Aim: Copy out each line of the listing that has the word "chức" in it.
* * * * * * *
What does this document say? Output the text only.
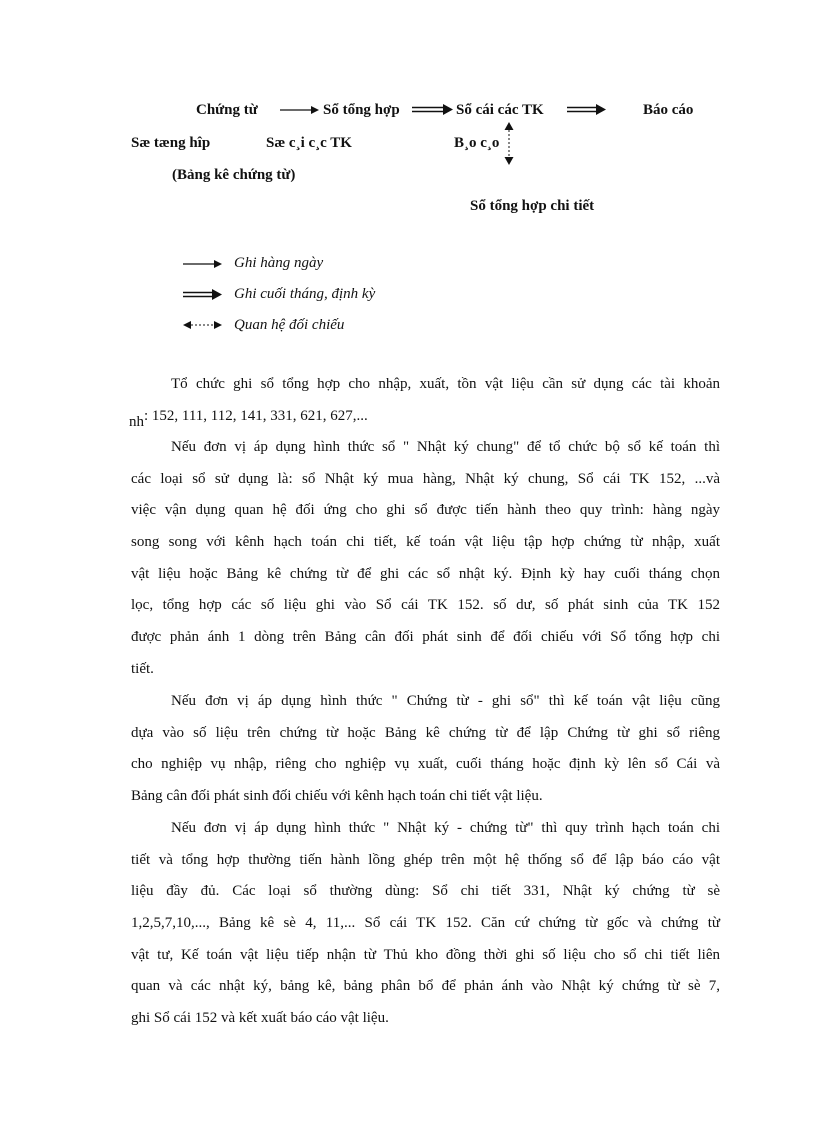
Chứng từ	Sổ tổng hợp	Sổ cái các TK	Báo cáo
Sæ tæng hîp	Sæ c¸i c¸c TK	B¸o c¸o
(Bảng kê chứng từ)
Sổ tổng hợp chi tiết
Ghi hàng ngày
Ghi cuối tháng, định kỳ
Quan hệ đối chiếu
Tổ chức ghi sổ tổng hợp cho nhập, xuất, tồn vật liệu cần sử dụng các tài khoản
nh: 152, 111, 112, 141, 331, 621, 627,...
Nếu đơn vị áp dụng hình thức sổ " Nhật ký chung" để tổ chức bộ sổ kế toán thì
các loại sổ sử dụng là: sổ Nhật ký mua hàng, Nhật ký chung, Sổ cái TK 152, ...và
việc vận dụng quan hệ đối ứng cho ghi sổ được tiến hành theo quy trình: hàng ngày
song song với kênh hạch toán chi tiết, kế toán vật liệu tập hợp chứng từ nhập, xuất
vật liệu hoặc Bảng kê chứng từ để ghi các sổ nhật ký. Định kỳ hay cuối tháng chọn
lọc, tổng hợp các số liệu ghi vào Sổ cái TK 152. số dư, số phát sinh của TK 152
được phản ánh 1 dòng trên Bảng cân đối phát sinh để đối chiếu với Sổ tổng hợp chi
tiết.
Nếu đơn vị áp dụng hình thức " Chứng từ - ghi sổ" thì kế toán vật liệu cũng
dựa vào số liệu trên chứng từ hoặc Bảng kê chứng từ để lập Chứng từ ghi sổ riêng
cho nghiệp vụ nhập, riêng cho nghiệp vụ xuất, cuối tháng hoặc định kỳ lên sổ Cái và
Bảng cân đối phát sinh đối chiếu với kênh hạch toán chi tiết vật liệu.
Nếu đơn vị áp dụng hình thức " Nhật ký - chứng từ" thì quy trình hạch toán chi
tiết và tổng hợp thường tiến hành lồng ghép trên một hệ thống sổ để lập báo cáo vật
liệu đầy đủ. Các loại sổ thường dùng: Sổ chi tiết 331, Nhật ký chứng từ sè
1,2,5,7,10,..., Bảng kê sè 4, 11,... Sổ cái TK 152. Căn cứ chứng từ gốc và chứng từ
vật tư, Kế toán vật liệu tiếp nhận từ Thủ kho đồng thời ghi số liệu cho sổ chi tiết liên
quan và các nhật ký, bảng kê, bảng phân bổ để phản ánh vào Nhật ký chứng từ sè 7,
ghi Sổ cái 152 và kết xuất báo cáo vật liệu.
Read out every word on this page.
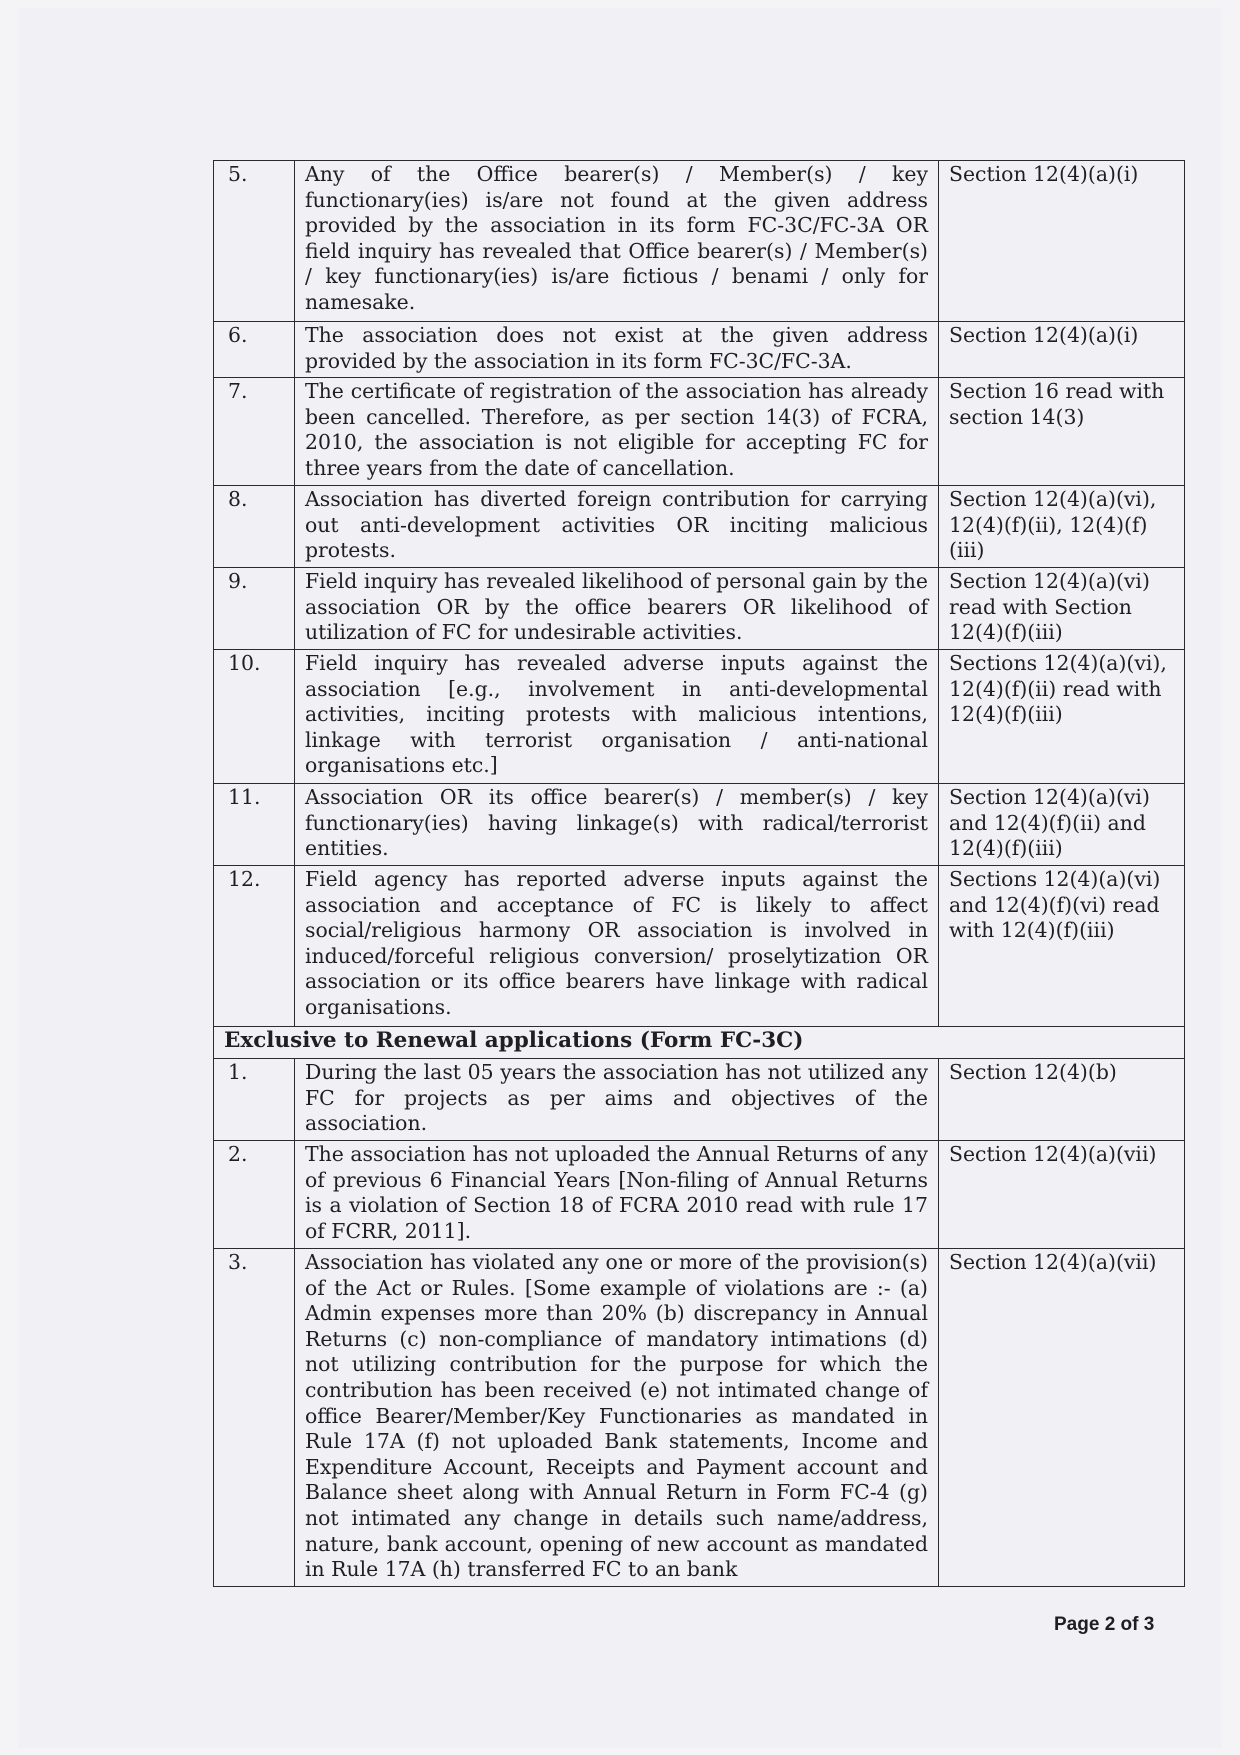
5.	Any of the Office bearer(s) / Member(s) / key functionary(ies) is/are not found at the given address provided by the association in its form FC-3C/FC-3A OR field inquiry has revealed that Office bearer(s) / Member(s) / key functionary(ies) is/are fictious / benami / only for namesake.	Section 12(4)(a)(i)
6.	The association does not exist at the given address provided by the association in its form FC-3C/FC-3A.	Section 12(4)(a)(i)
7.	The certificate of registration of the association has already been cancelled. Therefore, as per section 14(3) of FCRA, 2010, the association is not eligible for accepting FC for three years from the date of cancellation.	Section 16 read with section 14(3)
8.	Association has diverted foreign contribution for carrying out anti-development activities OR inciting malicious protests.	Section 12(4)(a)(vi), 12(4)(f)(ii), 12(4)(f)(iii)
9.	Field inquiry has revealed likelihood of personal gain by the association OR by the office bearers OR likelihood of utilization of FC for undesirable activities.	Section 12(4)(a)(vi) read with Section 12(4)(f)(iii)
10.	Field inquiry has revealed adverse inputs against the association [e.g., involvement in anti-developmental activities, inciting protests with malicious intentions, linkage with terrorist organisation / anti-national organisations etc.]	Sections 12(4)(a)(vi), 12(4)(f)(ii) read with 12(4)(f)(iii)
11.	Association OR its office bearer(s) / member(s) / key functionary(ies) having linkage(s) with radical/terrorist entities.	Section 12(4)(a)(vi) and 12(4)(f)(ii) and 12(4)(f)(iii)
12.	Field agency has reported adverse inputs against the association and acceptance of FC is likely to affect social/religious harmony OR association is involved in induced/forceful religious conversion/ proselytization OR association or its office bearers have linkage with radical organisations.	Sections 12(4)(a)(vi) and 12(4)(f)(vi) read with 12(4)(f)(iii)
Exclusive to Renewal applications (Form FC-3C)		
1.	During the last 05 years the association has not utilized any FC for projects as per aims and objectives of the association.	Section 12(4)(b)
2.	The association has not uploaded the Annual Returns of any of previous 6 Financial Years [Non-filing of Annual Returns is a violation of Section 18 of FCRA 2010 read with rule 17 of FCRR, 2011].	Section 12(4)(a)(vii)
3.	Association has violated any one or more of the provision(s) of the Act or Rules. [Some example of violations are :- (a) Admin expenses more than 20% (b) discrepancy in Annual Returns (c) non-compliance of mandatory intimations (d) not utilizing contribution for the purpose for which the contribution has been received (e) not intimated change of office Bearer/Member/Key Functionaries as mandated in Rule 17A (f) not uploaded Bank statements, Income and Expenditure Account, Receipts and Payment account and Balance sheet along with Annual Return in Form FC-4 (g) not intimated any change in details such name/address, nature, bank account, opening of new account as mandated in Rule 17A (h) transferred FC to an bank	Section 12(4)(a)(vii)
Page 2 of 3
* * * * * * *
Response to this task:
Tổ chức ghi sổ tổng hợp cho nhập, xuất, tồn vật liệu cần sử dụng các tài khoản
Nếu đơn vị áp dụng hình thức sổ " Nhật ký chung" để tổ chức bộ sổ kế toán thì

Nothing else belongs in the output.